[START]
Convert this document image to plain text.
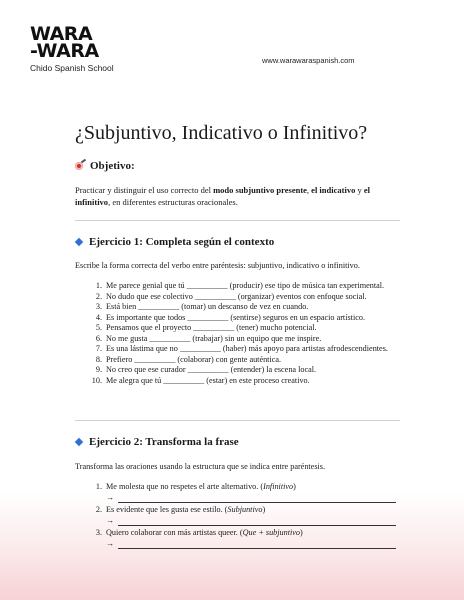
WARA
-WARA
Chido Spanish School
www.warawaraspanish.com
¿Subjuntivo, Indicativo o Infinitivo?
Objetivo:

Practicar y distinguir el uso correcto del modo subjuntivo presente, el indicativo y el infinitivo, en diferentes estructuras oracionales.

Ejercicio 1: Completa según el contexto

Escribe la forma correcta del verbo entre paréntesis: subjuntivo, indicativo o infinitivo.

1. Me parece genial que tú __________ (producir) ese tipo de música tan experimental.
2. No dudo que ese colectivo __________ (organizar) eventos con enfoque social.
3. Está bien __________ (tomar) un descanso de vez en cuando.
4. Es importante que todos __________ (sentirse) seguros en un espacio artístico.
5. Pensamos que el proyecto __________ (tener) mucho potencial.
6. No me gusta __________ (trabajar) sin un equipo que me inspire.
7. Es una lástima que no __________ (haber) más apoyo para artistas afrodescendientes.
8. Prefiero __________ (colaborar) con gente auténtica.
9. No creo que ese curador __________ (entender) la escena local.
10. Me alegra que tú __________ (estar) en este proceso creativo.
Ejercicio 2: Transforma la frase

Transforma las oraciones usando la estructura que se indica entre paréntesis.

1. Me molesta que no respetes el arte alternativo. (Infinitivo)
→
2. Es evidente que les gusta ese estilo. (Subjuntivo)
→
3. Quiero colaborar con más artistas queer. (Que + subjuntivo)
→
[END]
Required task: Scan the listing above. Gather each line that contains the word "Transforma".

Solved problem:
Ejercicio 2: Transforma la frase
Transforma las oraciones usando la estructura que se indica entre paréntesis.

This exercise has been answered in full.